■ The task: Tally the lines below that contain the word "Score", and give only that number.

==== Exercise inputs

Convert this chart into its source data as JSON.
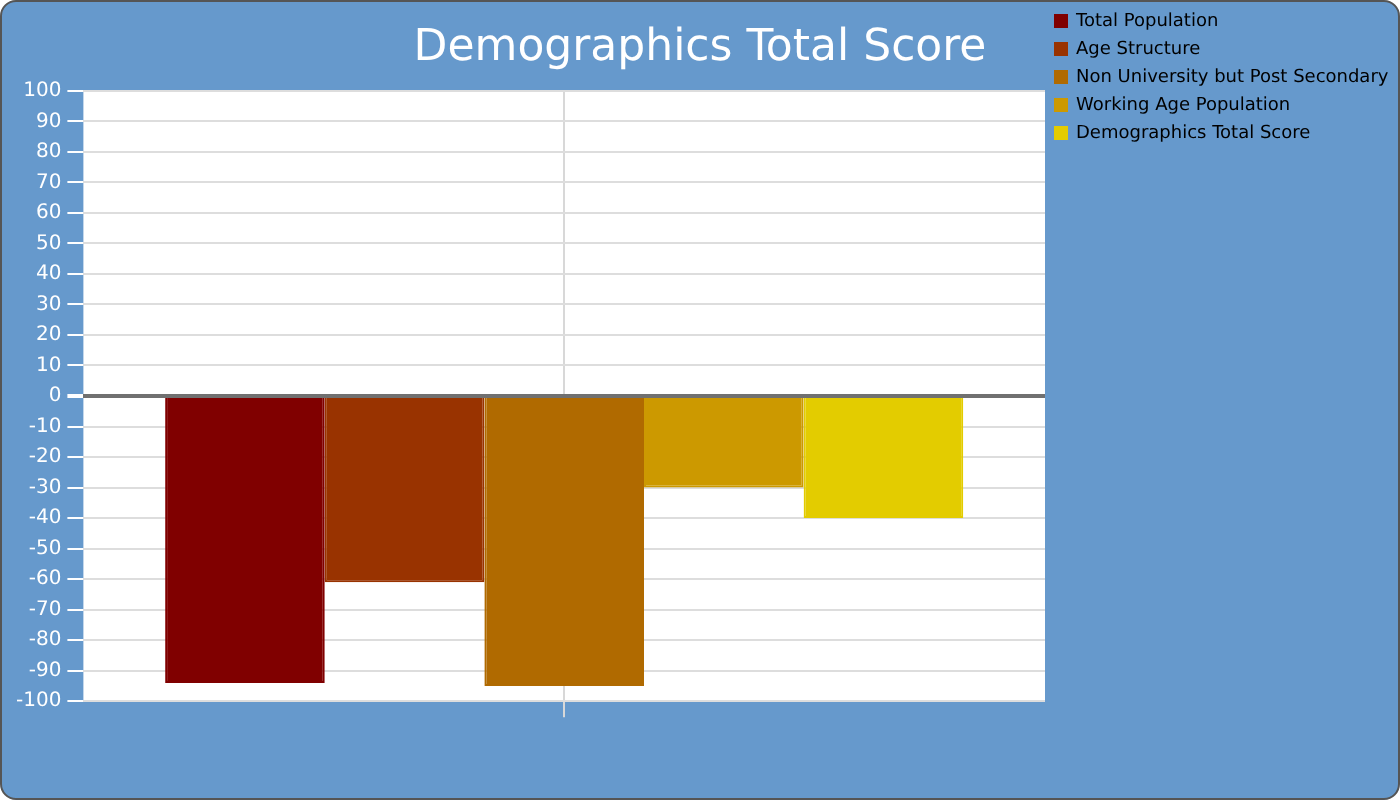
{
  "chart_data": {
    "type": "bar",
    "title": "Demographics Total Score",
    "categories": [
      null
    ],
    "series": [
      {
        "name": "Total Population",
        "color": "#800000",
        "values": [
          -94
        ]
      },
      {
        "name": "Age Structure",
        "color": "#993300",
        "values": [
          -61
        ]
      },
      {
        "name": "Non University but Post Secondary",
        "color": "#b06a00",
        "values": [
          -95
        ]
      },
      {
        "name": "Working Age Population",
        "color": "#cc9900",
        "values": [
          -30
        ]
      },
      {
        "name": "Demographics Total Score",
        "color": "#e3cc00",
        "values": [
          -40
        ]
      }
    ],
    "ylim": [
      -100,
      100
    ],
    "yticks": [
      -100,
      -90,
      -80,
      -70,
      -60,
      -50,
      -40,
      -30,
      -20,
      -10,
      0,
      10,
      20,
      30,
      40,
      50,
      60,
      70,
      80,
      90,
      100
    ],
    "grid": true,
    "legend": "right"
  }
}
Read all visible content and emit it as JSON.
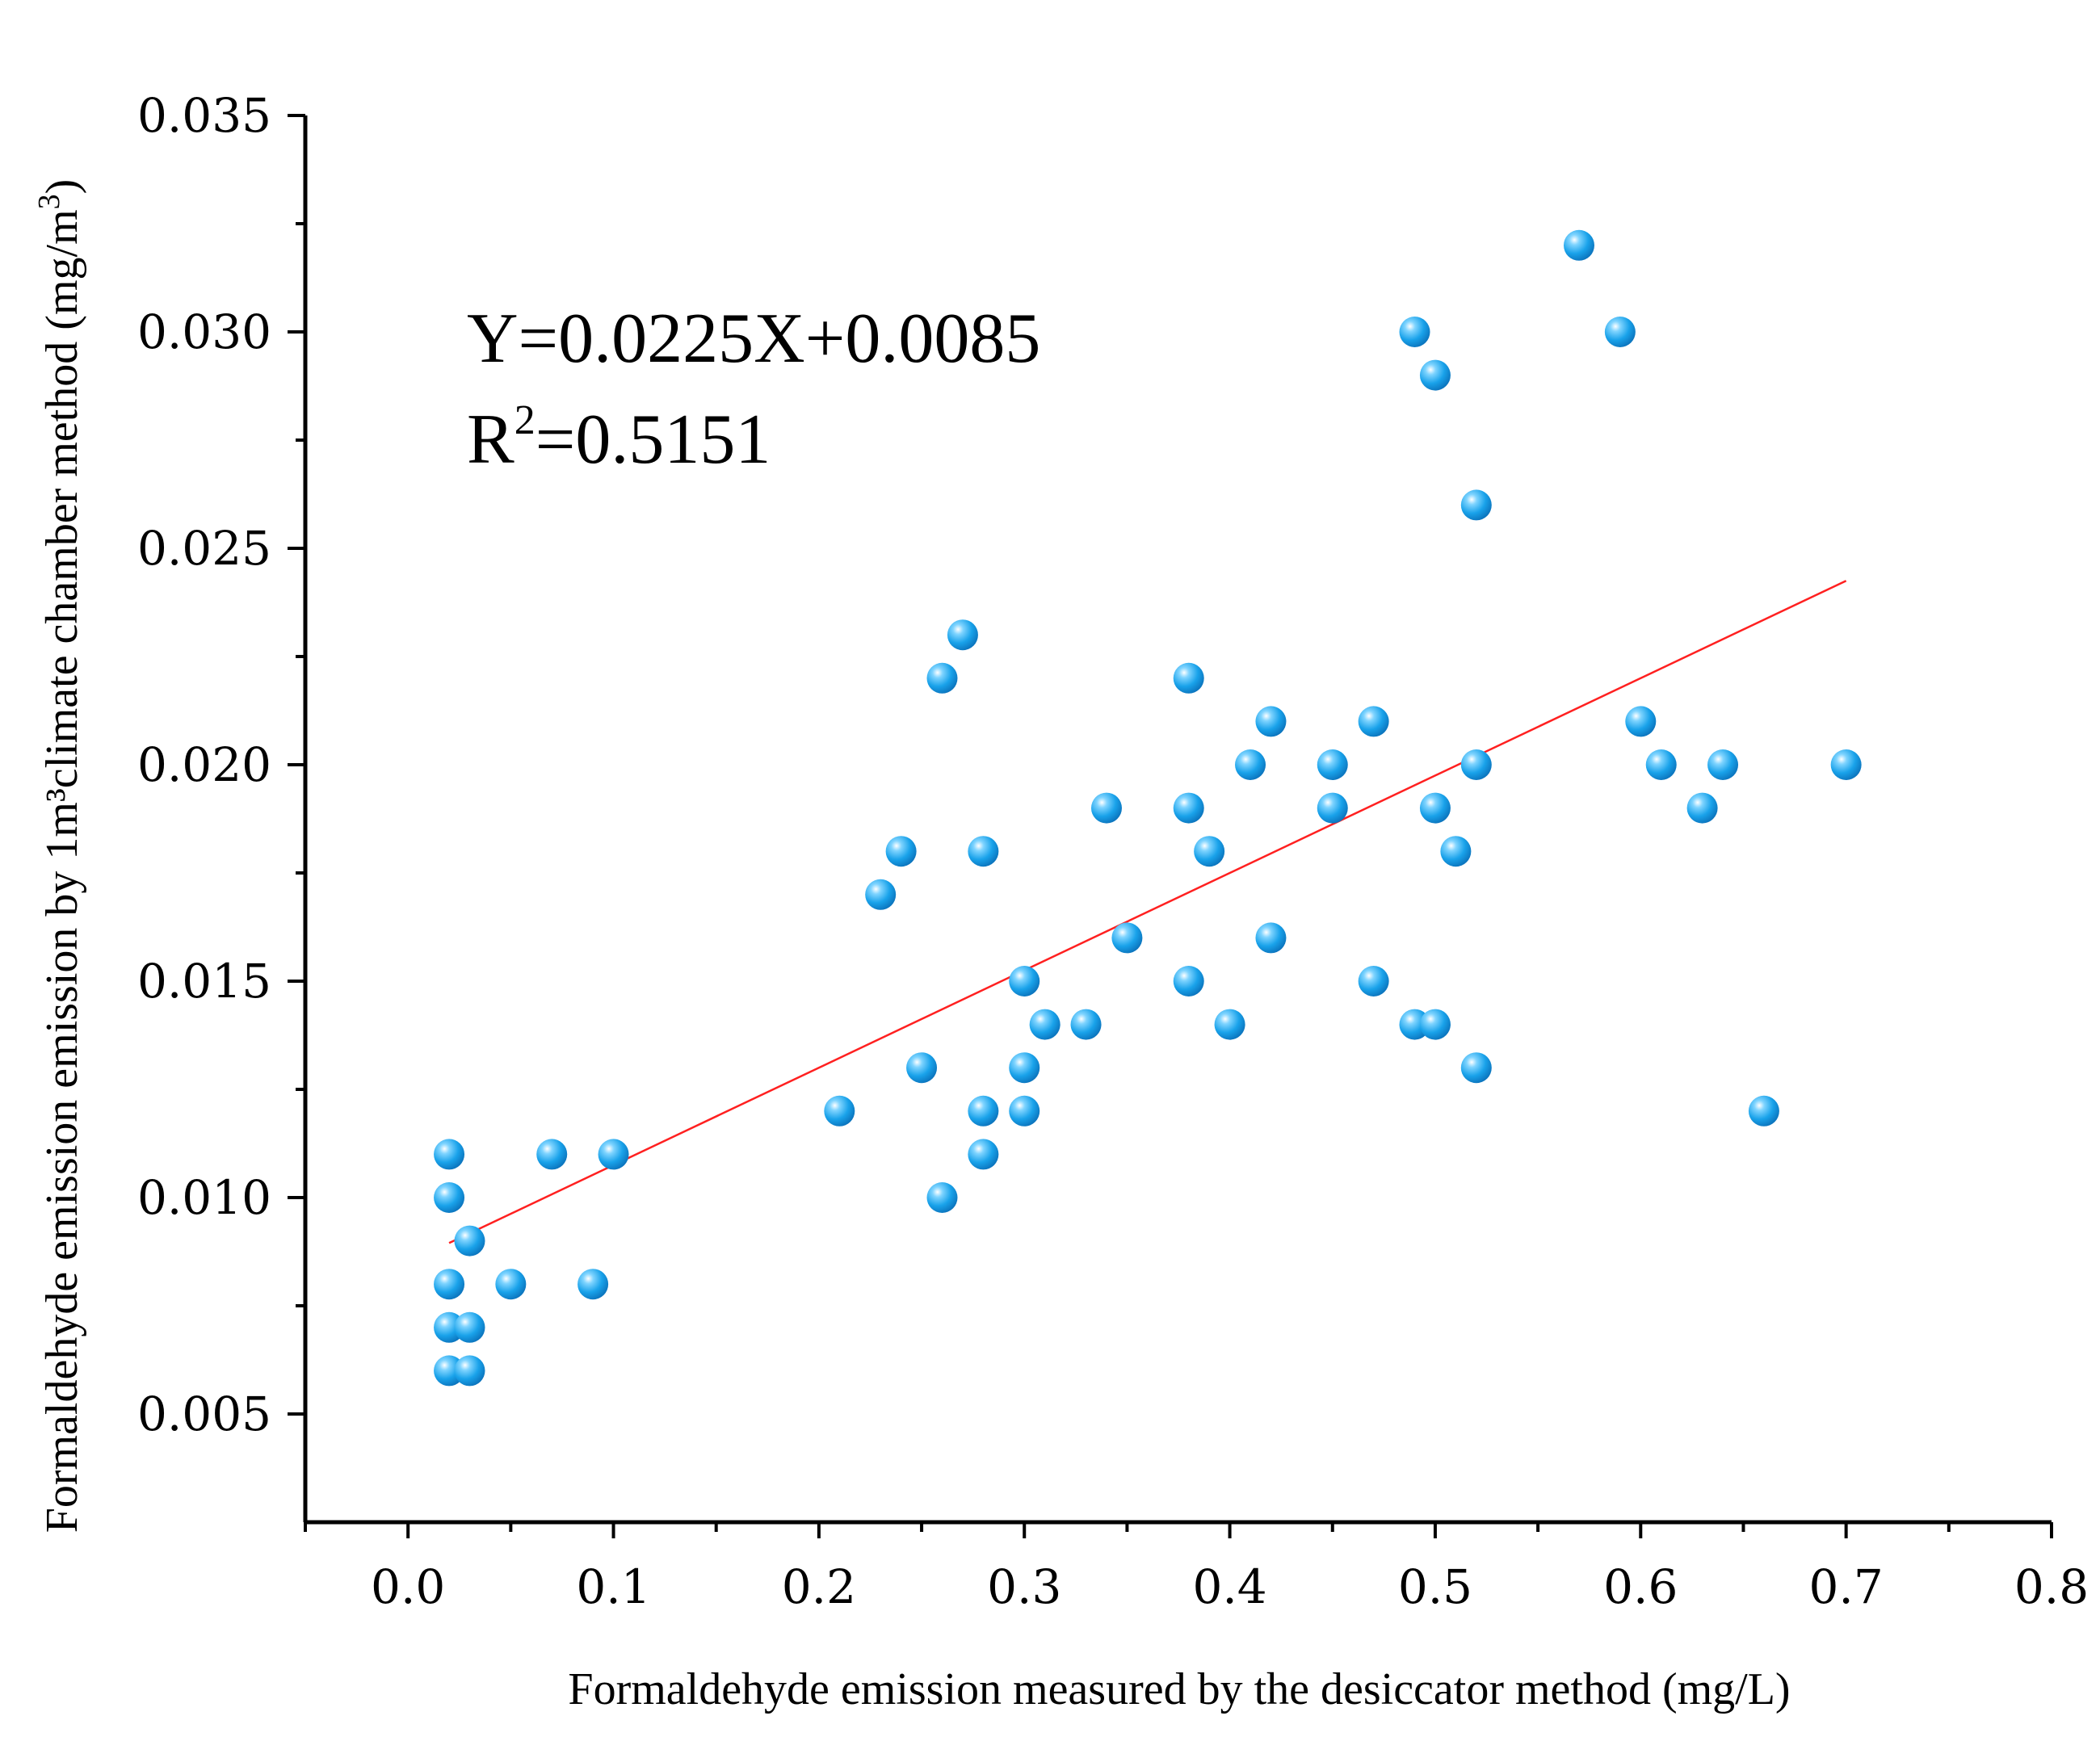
{
  "chart_data": {
    "type": "scatter",
    "title": "",
    "xlabel": "Formaldehyde emission measured by the desiccator method (mg/L)",
    "ylabel_parts": [
      "Formaldehyde emission emission by 1m³climate chamber method (mg/m",
      "3",
      ")"
    ],
    "xlim": [
      -0.05,
      0.8
    ],
    "ylim": [
      0.0025,
      0.035
    ],
    "x_ticks": [
      0.0,
      0.1,
      0.2,
      0.3,
      0.4,
      0.5,
      0.6,
      0.7,
      0.8
    ],
    "x_tick_labels": [
      "0.0",
      "0.1",
      "0.2",
      "0.3",
      "0.4",
      "0.5",
      "0.6",
      "0.7",
      "0.8"
    ],
    "y_ticks": [
      0.005,
      0.01,
      0.015,
      0.02,
      0.025,
      0.03,
      0.035
    ],
    "y_tick_labels": [
      "0.005",
      "0.010",
      "0.015",
      "0.020",
      "0.025",
      "0.030",
      "0.035"
    ],
    "marker_color": "#1aa3e8",
    "fit_line_color": "#ff2020",
    "equation": "Y=0.0225X+0.0085",
    "r2_prefix": "R",
    "r2_exp": "2",
    "r2_value": "=0.5151",
    "fit": {
      "slope": 0.0225,
      "intercept": 0.0085,
      "x_range": [
        0.02,
        0.7
      ]
    },
    "points": [
      [
        0.02,
        0.011
      ],
      [
        0.02,
        0.01
      ],
      [
        0.03,
        0.009
      ],
      [
        0.02,
        0.008
      ],
      [
        0.02,
        0.007
      ],
      [
        0.03,
        0.007
      ],
      [
        0.02,
        0.006
      ],
      [
        0.03,
        0.006
      ],
      [
        0.05,
        0.008
      ],
      [
        0.07,
        0.011
      ],
      [
        0.09,
        0.008
      ],
      [
        0.1,
        0.011
      ],
      [
        0.21,
        0.012
      ],
      [
        0.23,
        0.017
      ],
      [
        0.24,
        0.018
      ],
      [
        0.25,
        0.013
      ],
      [
        0.26,
        0.022
      ],
      [
        0.26,
        0.01
      ],
      [
        0.27,
        0.023
      ],
      [
        0.28,
        0.018
      ],
      [
        0.28,
        0.012
      ],
      [
        0.28,
        0.011
      ],
      [
        0.3,
        0.015
      ],
      [
        0.3,
        0.013
      ],
      [
        0.3,
        0.012
      ],
      [
        0.31,
        0.014
      ],
      [
        0.33,
        0.014
      ],
      [
        0.34,
        0.019
      ],
      [
        0.35,
        0.016
      ],
      [
        0.38,
        0.022
      ],
      [
        0.38,
        0.019
      ],
      [
        0.38,
        0.015
      ],
      [
        0.39,
        0.018
      ],
      [
        0.4,
        0.014
      ],
      [
        0.41,
        0.02
      ],
      [
        0.42,
        0.021
      ],
      [
        0.42,
        0.016
      ],
      [
        0.45,
        0.02
      ],
      [
        0.45,
        0.019
      ],
      [
        0.47,
        0.021
      ],
      [
        0.47,
        0.015
      ],
      [
        0.49,
        0.03
      ],
      [
        0.49,
        0.014
      ],
      [
        0.5,
        0.029
      ],
      [
        0.5,
        0.019
      ],
      [
        0.5,
        0.014
      ],
      [
        0.51,
        0.018
      ],
      [
        0.52,
        0.026
      ],
      [
        0.52,
        0.02
      ],
      [
        0.52,
        0.013
      ],
      [
        0.57,
        0.032
      ],
      [
        0.59,
        0.03
      ],
      [
        0.6,
        0.021
      ],
      [
        0.61,
        0.02
      ],
      [
        0.63,
        0.019
      ],
      [
        0.64,
        0.02
      ],
      [
        0.66,
        0.012
      ],
      [
        0.7,
        0.02
      ]
    ]
  }
}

========

■ Response below: 2